• **To do**: Report how many lines of these entries hold the string "dice"; reply with the number alone.
☆ ☆ ☆
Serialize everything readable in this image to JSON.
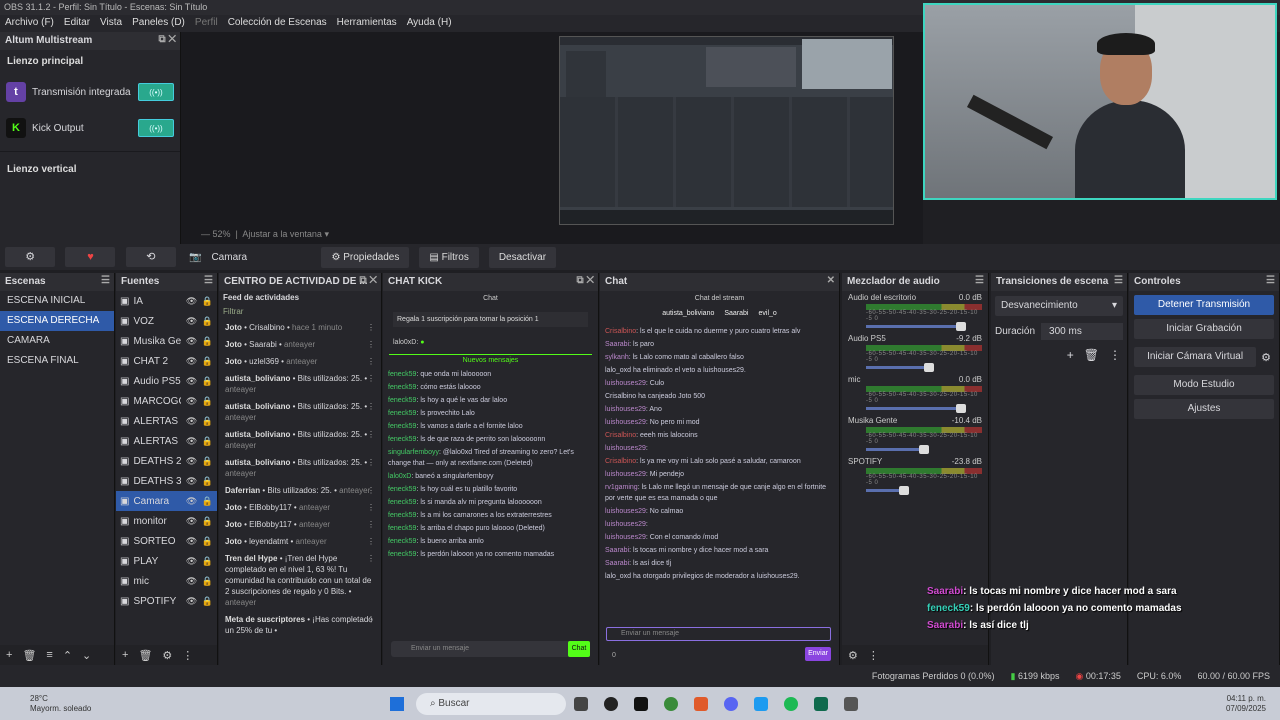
{
  "titlebar": {
    "text": "OBS 31.1.2 - Perfil: Sin Título - Escenas: Sin Título"
  },
  "menu": [
    {
      "label": "Archivo (F)"
    },
    {
      "label": "Editar"
    },
    {
      "label": "Vista"
    },
    {
      "label": "Paneles (D)"
    },
    {
      "label": "Perfil"
    },
    {
      "label": "Colección de Escenas"
    },
    {
      "label": "Herramientas"
    },
    {
      "label": "Ayuda (H)"
    }
  ],
  "multistream": {
    "title": "Altum Multistream",
    "main_canvas": "Lienzo principal",
    "outputs": [
      {
        "label": "Transmisión integrada",
        "icon": "twitch-icon",
        "color": "#6441a5"
      },
      {
        "label": "Kick Output",
        "icon": "kick-icon",
        "color": "#53fc18"
      }
    ],
    "vertical_canvas": "Lienzo vertical"
  },
  "preview": {
    "zoom": "52%",
    "fit": "Ajustar a la ventana"
  },
  "source_toolbar": {
    "source": "Camara",
    "props": "Propiedades",
    "filters": "Filtros",
    "deactivate": "Desactivar"
  },
  "scenes": {
    "title": "Escenas",
    "items": [
      "ESCENA INICIAL",
      "ESCENA DERECHA",
      "CAMARA",
      "ESCENA FINAL"
    ],
    "selected": 1
  },
  "sources": {
    "title": "Fuentes",
    "items": [
      "IA",
      "VOZ",
      "Musika Ge",
      "CHAT 2",
      "Audio PS5",
      "MARCOGO",
      "ALERTAS I",
      "ALERTAS 1",
      "DEATHS 2",
      "DEATHS 3",
      "Camara",
      "monitor",
      "SORTEO",
      "PLAY",
      "mic",
      "SPOTIFY"
    ],
    "selected": 10
  },
  "activity": {
    "title": "CENTRO DE ACTIVIDAD DE ...",
    "subtitle": "Feed de actividades",
    "filter": "Filtrar",
    "items": [
      {
        "user": "Joto",
        "text": "Crisalbino",
        "ago": "hace 1 minuto"
      },
      {
        "user": "Joto",
        "text": "Saarabi",
        "ago": "anteayer"
      },
      {
        "user": "Joto",
        "text": "uzlel369",
        "ago": "anteayer"
      },
      {
        "user": "autista_boliviano",
        "text": "Bits utilizados: 25.",
        "ago": "anteayer"
      },
      {
        "user": "autista_boliviano",
        "text": "Bits utilizados: 25.",
        "ago": "anteayer"
      },
      {
        "user": "autista_boliviano",
        "text": "Bits utilizados: 25.",
        "ago": "anteayer"
      },
      {
        "user": "autista_boliviano",
        "text": "Bits utilizados: 25.",
        "ago": "anteayer"
      },
      {
        "user": "Daferrian",
        "text": "Bits utilizados: 25.",
        "ago": "anteayer"
      },
      {
        "user": "Joto",
        "text": "ElBobby117",
        "ago": "anteayer"
      },
      {
        "user": "Joto",
        "text": "ElBobby117",
        "ago": "anteayer"
      },
      {
        "user": "Joto",
        "text": "leyendatmt",
        "ago": "anteayer"
      },
      {
        "user": "Tren del Hype",
        "text": "¡Tren del Hype completado en el nivel 1, 63 %! Tu comunidad ha contribuido con un total de 2 suscripciones de regalo y 0 Bits.",
        "ago": "anteayer"
      },
      {
        "user": "Meta de suscriptores",
        "text": "¡Has completado un 25% de tu",
        "ago": ""
      }
    ]
  },
  "chatkick": {
    "title": "CHAT KICK",
    "header": "Chat",
    "gift": "Regala 1 suscripción para tomar la posición 1",
    "pinned": "lalo0xD:",
    "newmsgs": "Nuevos mensajes",
    "lines": [
      {
        "u": "feneck59",
        "t": "que onda mi lalooooon"
      },
      {
        "u": "feneck59",
        "t": "cómo estás laloooo"
      },
      {
        "u": "feneck59",
        "t": "ls hoy a qué le vas dar laloo"
      },
      {
        "u": "feneck59",
        "t": "ls provechito Lalo"
      },
      {
        "u": "feneck59",
        "t": "ls vamos a darle a el fornite laloo"
      },
      {
        "u": "feneck59",
        "t": "ls de que raza de perrito son lalooooonn"
      },
      {
        "u": "singularfemboyy",
        "t": "@lalo0xd Tired of streaming to zero? Let's change that — only at nextfame.com (Deleted)"
      },
      {
        "u": "lalo0xD",
        "t": "baneó a singularfemboyy"
      },
      {
        "u": "feneck59",
        "t": "ls hoy cuál es tu platillo favorito"
      },
      {
        "u": "feneck59",
        "t": "ls si manda alv mi pregunta laloooooon"
      },
      {
        "u": "feneck59",
        "t": "ls a mi los camarones a los extraterrestres"
      },
      {
        "u": "feneck59",
        "t": "ls arriba el chapo puro laloooo (Deleted)"
      },
      {
        "u": "feneck59",
        "t": "ls bueno arriba amlo"
      },
      {
        "u": "feneck59",
        "t": "ls perdón lalooon ya no comento mamadas"
      }
    ],
    "input": "Enviar un mensaje",
    "send": "Chat"
  },
  "chat": {
    "title": "Chat",
    "header": "Chat del stream",
    "users": [
      "autista_boliviano",
      "Saarabi",
      "evil_o"
    ],
    "lines": [
      {
        "u": "Crisalbino",
        "t": "ls el que le cuida no duerme y puro cuatro letras alv"
      },
      {
        "u": "Saarabi",
        "t": "ls paro"
      },
      {
        "u": "sylkanh",
        "t": "ls Lalo como mato al caballero falso"
      },
      {
        "u": "",
        "t": "lalo_oxd ha eliminado el veto a luishouses29."
      },
      {
        "u": "luishouses29",
        "t": "Culo"
      },
      {
        "u": "",
        "t": "Crisalbino ha canjeado Joto 500"
      },
      {
        "u": "luishouses29",
        "t": "Ano"
      },
      {
        "u": "luishouses29",
        "t": "No pero mi mod"
      },
      {
        "u": "Crisalbino",
        "t": "eeeh mis lalocoins"
      },
      {
        "u": "luishouses29",
        "t": ""
      },
      {
        "u": "Crisalbino",
        "t": "ls ya me voy mi Lalo solo pasé a saludar, camaroon"
      },
      {
        "u": "luishouses29",
        "t": "Mi pendejo"
      },
      {
        "u": "rv1gaming",
        "t": "ls Lalo me llegó un mensaje de que canje algo en el fortnite por verte que es esa mamada o que"
      },
      {
        "u": "luishouses29",
        "t": "No calmao"
      },
      {
        "u": "luishouses29",
        "t": ""
      },
      {
        "u": "luishouses29",
        "t": "Con el comando /mod"
      },
      {
        "u": "Saarabi",
        "t": "ls tocas mi nombre y dice hacer mod a sara"
      },
      {
        "u": "Saarabi",
        "t": "ls así dice tlj"
      },
      {
        "u": "",
        "t": "lalo_oxd ha otorgado privilegios de moderador a luishouses29."
      }
    ],
    "input": "Enviar un mensaje",
    "send": "Enviar",
    "counter": "0"
  },
  "mixer": {
    "title": "Mezclador de audio",
    "scale": "-60-55-50-45-40-35-30-25-20-15-10 -5 0",
    "channels": [
      {
        "name": "Audio del escritorio",
        "db": "0.0 dB",
        "level": 0.88
      },
      {
        "name": "Audio PS5",
        "db": "-9.2 dB",
        "level": 0.6
      },
      {
        "name": "mic",
        "db": "0.0 dB",
        "level": 0.88
      },
      {
        "name": "Musika Gente",
        "db": "-10.4 dB",
        "level": 0.55
      },
      {
        "name": "SPOTIFY",
        "db": "-23.8 dB",
        "level": 0.38
      }
    ]
  },
  "transitions": {
    "title": "Transiciones de escena",
    "type": "Desvanecimiento",
    "duration_label": "Duración",
    "duration": "300 ms"
  },
  "controls": {
    "title": "Controles",
    "buttons": [
      "Detener Transmisión",
      "Iniciar Grabación",
      "Iniciar Cámara Virtual",
      "Modo Estudio",
      "Ajustes"
    ]
  },
  "status": {
    "dropped": "Fotogramas Perdidos 0 (0.0%)",
    "kbps": "6199 kbps",
    "time": "00:17:35",
    "cpu": "CPU: 6.0%",
    "fps": "60.00 / 60.00 FPS"
  },
  "overlay": [
    {
      "u": "Saarabi",
      "t": ": ls tocas mi nombre y dice hacer mod a sara",
      "c": "#d14bd1"
    },
    {
      "u": "feneck59",
      "t": ": ls perdón lalooon ya no comento mamadas",
      "c": "#35d0b8"
    },
    {
      "u": "Saarabi",
      "t": ": ls así dice tlj",
      "c": "#d14bd1"
    }
  ],
  "taskbar": {
    "temp": "28°C",
    "weather": "Mayorm. soleado",
    "search": "Buscar",
    "time": "04:11 p. m.",
    "date": "07/09/2025"
  }
}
☆ ☆ ☆
• **Task answer**: 4